* Work required *
With the pictures omitted, write out the entries that follow exactly as they stand.

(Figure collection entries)
---

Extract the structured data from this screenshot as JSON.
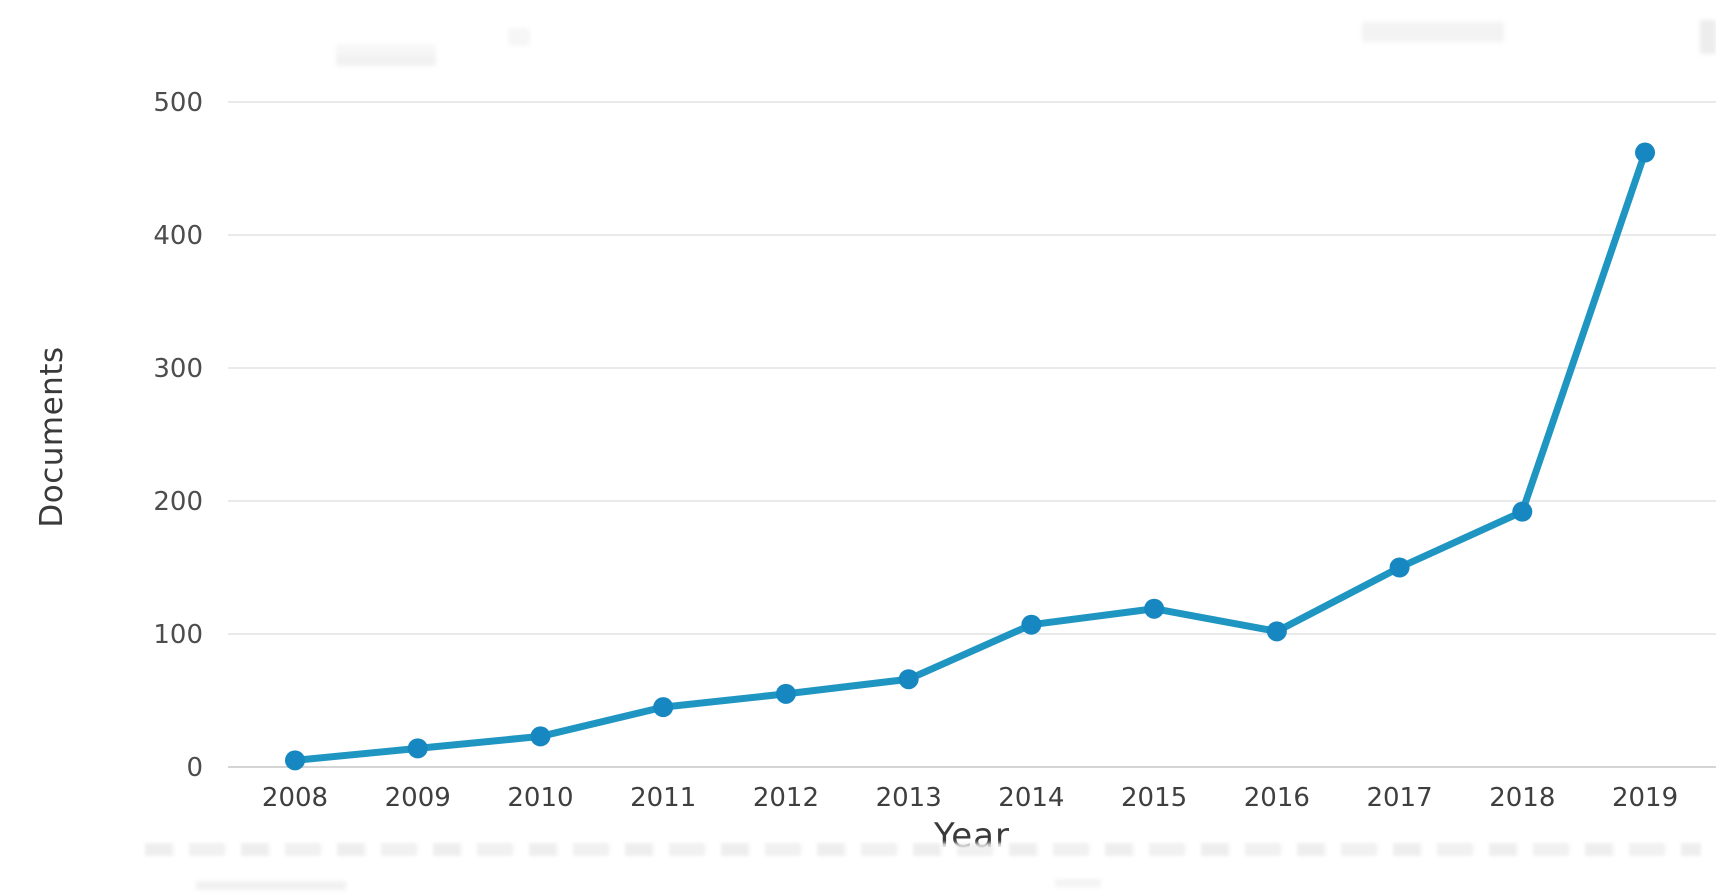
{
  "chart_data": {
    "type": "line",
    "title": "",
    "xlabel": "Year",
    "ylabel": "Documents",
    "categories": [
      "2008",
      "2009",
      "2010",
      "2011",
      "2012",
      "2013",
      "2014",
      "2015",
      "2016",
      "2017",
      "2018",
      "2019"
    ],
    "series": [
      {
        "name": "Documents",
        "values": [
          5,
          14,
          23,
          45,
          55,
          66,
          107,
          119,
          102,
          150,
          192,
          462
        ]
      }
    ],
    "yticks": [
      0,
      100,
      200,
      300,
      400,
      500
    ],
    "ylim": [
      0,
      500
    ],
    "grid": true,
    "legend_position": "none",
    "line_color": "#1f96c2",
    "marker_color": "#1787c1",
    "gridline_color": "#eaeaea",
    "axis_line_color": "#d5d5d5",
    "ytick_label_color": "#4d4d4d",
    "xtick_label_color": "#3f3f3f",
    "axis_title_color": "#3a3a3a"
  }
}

---

* Complete output *
Extract the structured data from this screenshot as JSON.
{
  "chart_data": {
    "type": "line",
    "title": "",
    "xlabel": "Year",
    "ylabel": "Documents",
    "categories": [
      "2008",
      "2009",
      "2010",
      "2011",
      "2012",
      "2013",
      "2014",
      "2015",
      "2016",
      "2017",
      "2018",
      "2019"
    ],
    "series": [
      {
        "name": "Documents",
        "values": [
          5,
          14,
          23,
          45,
          55,
          66,
          107,
          119,
          102,
          150,
          192,
          462
        ]
      }
    ],
    "yticks": [
      0,
      100,
      200,
      300,
      400,
      500
    ],
    "ylim": [
      0,
      500
    ],
    "grid": true,
    "legend_position": "none",
    "line_color": "#1f96c2",
    "marker_color": "#1787c1",
    "gridline_color": "#eaeaea",
    "axis_line_color": "#d5d5d5",
    "ytick_label_color": "#4d4d4d",
    "xtick_label_color": "#3f3f3f",
    "axis_title_color": "#3a3a3a"
  }
}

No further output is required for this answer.